╔══

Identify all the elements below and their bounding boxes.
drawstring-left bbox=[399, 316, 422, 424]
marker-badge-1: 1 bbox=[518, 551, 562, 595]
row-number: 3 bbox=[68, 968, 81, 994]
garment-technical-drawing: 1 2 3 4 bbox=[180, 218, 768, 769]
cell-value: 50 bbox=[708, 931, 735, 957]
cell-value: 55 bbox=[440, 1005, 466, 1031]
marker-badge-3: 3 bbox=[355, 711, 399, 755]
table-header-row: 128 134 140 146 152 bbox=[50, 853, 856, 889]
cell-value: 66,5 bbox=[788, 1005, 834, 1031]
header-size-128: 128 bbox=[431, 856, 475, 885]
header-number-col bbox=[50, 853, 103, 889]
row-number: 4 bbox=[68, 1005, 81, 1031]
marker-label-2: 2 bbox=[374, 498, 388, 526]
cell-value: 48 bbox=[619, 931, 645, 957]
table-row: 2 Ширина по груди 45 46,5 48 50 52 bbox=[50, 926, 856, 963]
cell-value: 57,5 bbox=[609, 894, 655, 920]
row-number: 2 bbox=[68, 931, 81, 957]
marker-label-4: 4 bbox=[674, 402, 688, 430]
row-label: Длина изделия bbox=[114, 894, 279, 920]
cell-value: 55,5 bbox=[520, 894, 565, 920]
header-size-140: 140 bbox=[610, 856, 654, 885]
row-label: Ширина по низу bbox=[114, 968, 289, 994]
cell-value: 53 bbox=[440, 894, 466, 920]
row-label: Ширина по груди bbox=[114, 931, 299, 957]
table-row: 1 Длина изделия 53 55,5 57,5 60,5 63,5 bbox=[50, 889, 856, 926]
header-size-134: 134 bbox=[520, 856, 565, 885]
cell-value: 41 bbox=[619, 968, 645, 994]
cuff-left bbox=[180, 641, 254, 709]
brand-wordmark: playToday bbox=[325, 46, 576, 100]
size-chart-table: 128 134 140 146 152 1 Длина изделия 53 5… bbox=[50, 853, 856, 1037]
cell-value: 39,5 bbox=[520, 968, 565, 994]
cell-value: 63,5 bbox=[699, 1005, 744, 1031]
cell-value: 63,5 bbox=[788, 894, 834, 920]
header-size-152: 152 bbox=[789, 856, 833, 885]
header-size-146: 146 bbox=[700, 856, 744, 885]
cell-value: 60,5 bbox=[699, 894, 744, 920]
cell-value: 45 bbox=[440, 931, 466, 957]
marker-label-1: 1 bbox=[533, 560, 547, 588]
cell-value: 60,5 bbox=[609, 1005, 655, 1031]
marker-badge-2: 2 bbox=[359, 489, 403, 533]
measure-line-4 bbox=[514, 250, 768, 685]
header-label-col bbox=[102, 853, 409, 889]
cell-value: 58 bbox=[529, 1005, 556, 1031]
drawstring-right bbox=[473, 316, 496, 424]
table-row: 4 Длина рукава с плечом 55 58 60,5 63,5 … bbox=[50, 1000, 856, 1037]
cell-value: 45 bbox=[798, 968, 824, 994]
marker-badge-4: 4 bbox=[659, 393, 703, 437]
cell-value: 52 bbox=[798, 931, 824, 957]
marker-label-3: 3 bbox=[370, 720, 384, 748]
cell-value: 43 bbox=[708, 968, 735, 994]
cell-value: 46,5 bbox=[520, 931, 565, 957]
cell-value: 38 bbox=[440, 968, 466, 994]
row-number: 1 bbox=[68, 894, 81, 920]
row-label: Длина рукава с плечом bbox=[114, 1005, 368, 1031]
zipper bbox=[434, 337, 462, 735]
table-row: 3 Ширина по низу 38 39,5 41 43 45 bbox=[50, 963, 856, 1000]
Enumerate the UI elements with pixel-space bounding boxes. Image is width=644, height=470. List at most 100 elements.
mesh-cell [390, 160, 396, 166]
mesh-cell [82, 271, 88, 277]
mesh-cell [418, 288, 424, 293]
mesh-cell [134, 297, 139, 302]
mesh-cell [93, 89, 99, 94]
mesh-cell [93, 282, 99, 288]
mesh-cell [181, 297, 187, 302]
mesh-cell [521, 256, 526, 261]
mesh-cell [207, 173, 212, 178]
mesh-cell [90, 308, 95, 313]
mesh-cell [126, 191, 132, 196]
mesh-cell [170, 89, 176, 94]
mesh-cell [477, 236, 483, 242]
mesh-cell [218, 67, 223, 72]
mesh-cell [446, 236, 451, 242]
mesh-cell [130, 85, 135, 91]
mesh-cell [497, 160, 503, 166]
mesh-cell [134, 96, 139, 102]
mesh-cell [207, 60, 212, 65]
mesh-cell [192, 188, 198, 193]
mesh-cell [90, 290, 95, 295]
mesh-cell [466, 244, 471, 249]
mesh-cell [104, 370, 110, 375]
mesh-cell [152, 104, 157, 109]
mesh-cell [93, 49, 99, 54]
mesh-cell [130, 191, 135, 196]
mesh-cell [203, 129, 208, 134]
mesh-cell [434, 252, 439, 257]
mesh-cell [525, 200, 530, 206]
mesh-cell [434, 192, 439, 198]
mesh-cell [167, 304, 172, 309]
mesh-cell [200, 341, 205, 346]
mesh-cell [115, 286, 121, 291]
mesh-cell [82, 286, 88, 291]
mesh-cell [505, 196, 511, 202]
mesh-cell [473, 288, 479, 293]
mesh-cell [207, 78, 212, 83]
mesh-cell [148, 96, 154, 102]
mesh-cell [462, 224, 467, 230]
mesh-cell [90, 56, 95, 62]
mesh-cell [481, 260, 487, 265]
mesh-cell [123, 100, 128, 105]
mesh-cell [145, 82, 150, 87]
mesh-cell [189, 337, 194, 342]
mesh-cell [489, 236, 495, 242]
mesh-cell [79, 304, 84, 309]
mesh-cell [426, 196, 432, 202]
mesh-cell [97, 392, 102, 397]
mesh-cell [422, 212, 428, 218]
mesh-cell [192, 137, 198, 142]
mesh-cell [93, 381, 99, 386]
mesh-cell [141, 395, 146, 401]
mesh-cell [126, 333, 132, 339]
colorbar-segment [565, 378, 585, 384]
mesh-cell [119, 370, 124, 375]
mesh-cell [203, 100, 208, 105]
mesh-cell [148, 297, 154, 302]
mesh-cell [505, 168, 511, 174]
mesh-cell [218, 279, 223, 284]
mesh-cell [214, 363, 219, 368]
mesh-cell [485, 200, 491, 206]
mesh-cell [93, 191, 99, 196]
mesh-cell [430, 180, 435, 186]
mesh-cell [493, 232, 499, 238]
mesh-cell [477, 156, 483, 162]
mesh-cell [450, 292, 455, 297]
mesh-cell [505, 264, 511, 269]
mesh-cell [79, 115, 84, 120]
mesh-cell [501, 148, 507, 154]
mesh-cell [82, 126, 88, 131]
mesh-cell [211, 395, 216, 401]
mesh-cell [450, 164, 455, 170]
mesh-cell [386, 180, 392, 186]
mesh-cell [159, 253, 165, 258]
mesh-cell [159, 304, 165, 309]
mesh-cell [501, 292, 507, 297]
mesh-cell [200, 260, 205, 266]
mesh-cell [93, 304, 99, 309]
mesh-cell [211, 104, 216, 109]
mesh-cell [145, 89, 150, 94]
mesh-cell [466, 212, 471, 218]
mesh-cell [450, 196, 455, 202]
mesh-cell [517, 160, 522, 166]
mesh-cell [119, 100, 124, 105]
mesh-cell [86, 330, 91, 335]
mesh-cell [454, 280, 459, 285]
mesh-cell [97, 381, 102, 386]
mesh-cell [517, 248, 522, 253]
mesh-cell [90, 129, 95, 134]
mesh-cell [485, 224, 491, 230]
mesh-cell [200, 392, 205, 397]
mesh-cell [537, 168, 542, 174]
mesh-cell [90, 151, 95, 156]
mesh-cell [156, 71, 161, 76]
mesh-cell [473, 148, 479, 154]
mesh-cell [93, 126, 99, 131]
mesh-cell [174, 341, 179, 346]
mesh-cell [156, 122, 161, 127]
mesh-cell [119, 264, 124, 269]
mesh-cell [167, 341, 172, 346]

╚══

→ Task requirements:
Reproduce verbatim the lines running from the very first one through the line containing "brand-wordmark: playToday bbox=[325, 46, 576, 100]", including both of those lines.

→ Exercise answer:
Identify all the elements below and their bounding boxes.
drawstring-left bbox=[399, 316, 422, 424]
marker-badge-1: 1 bbox=[518, 551, 562, 595]
row-number: 3 bbox=[68, 968, 81, 994]
garment-technical-drawing: 1 2 3 4 bbox=[180, 218, 768, 769]
cell-value: 50 bbox=[708, 931, 735, 957]
cell-value: 55 bbox=[440, 1005, 466, 1031]
marker-badge-3: 3 bbox=[355, 711, 399, 755]
table-header-row: 128 134 140 146 152 bbox=[50, 853, 856, 889]
cell-value: 66,5 bbox=[788, 1005, 834, 1031]
header-size-128: 128 bbox=[431, 856, 475, 885]
header-number-col bbox=[50, 853, 103, 889]
row-number: 4 bbox=[68, 1005, 81, 1031]
marker-label-2: 2 bbox=[374, 498, 388, 526]
cell-value: 48 bbox=[619, 931, 645, 957]
table-row: 2 Ширина по груди 45 46,5 48 50 52 bbox=[50, 926, 856, 963]
cell-value: 57,5 bbox=[609, 894, 655, 920]
row-number: 2 bbox=[68, 931, 81, 957]
marker-label-4: 4 bbox=[674, 402, 688, 430]
row-label: Длина изделия bbox=[114, 894, 279, 920]
cell-value: 55,5 bbox=[520, 894, 565, 920]
header-size-140: 140 bbox=[610, 856, 654, 885]
row-label: Ширина по низу bbox=[114, 968, 289, 994]
cell-value: 53 bbox=[440, 894, 466, 920]
row-label: Ширина по груди bbox=[114, 931, 299, 957]
table-row: 1 Длина изделия 53 55,5 57,5 60,5 63,5 bbox=[50, 889, 856, 926]
header-size-134: 134 bbox=[520, 856, 565, 885]
cell-value: 41 bbox=[619, 968, 645, 994]
cuff-left bbox=[180, 641, 254, 709]
brand-wordmark: playToday bbox=[325, 46, 576, 100]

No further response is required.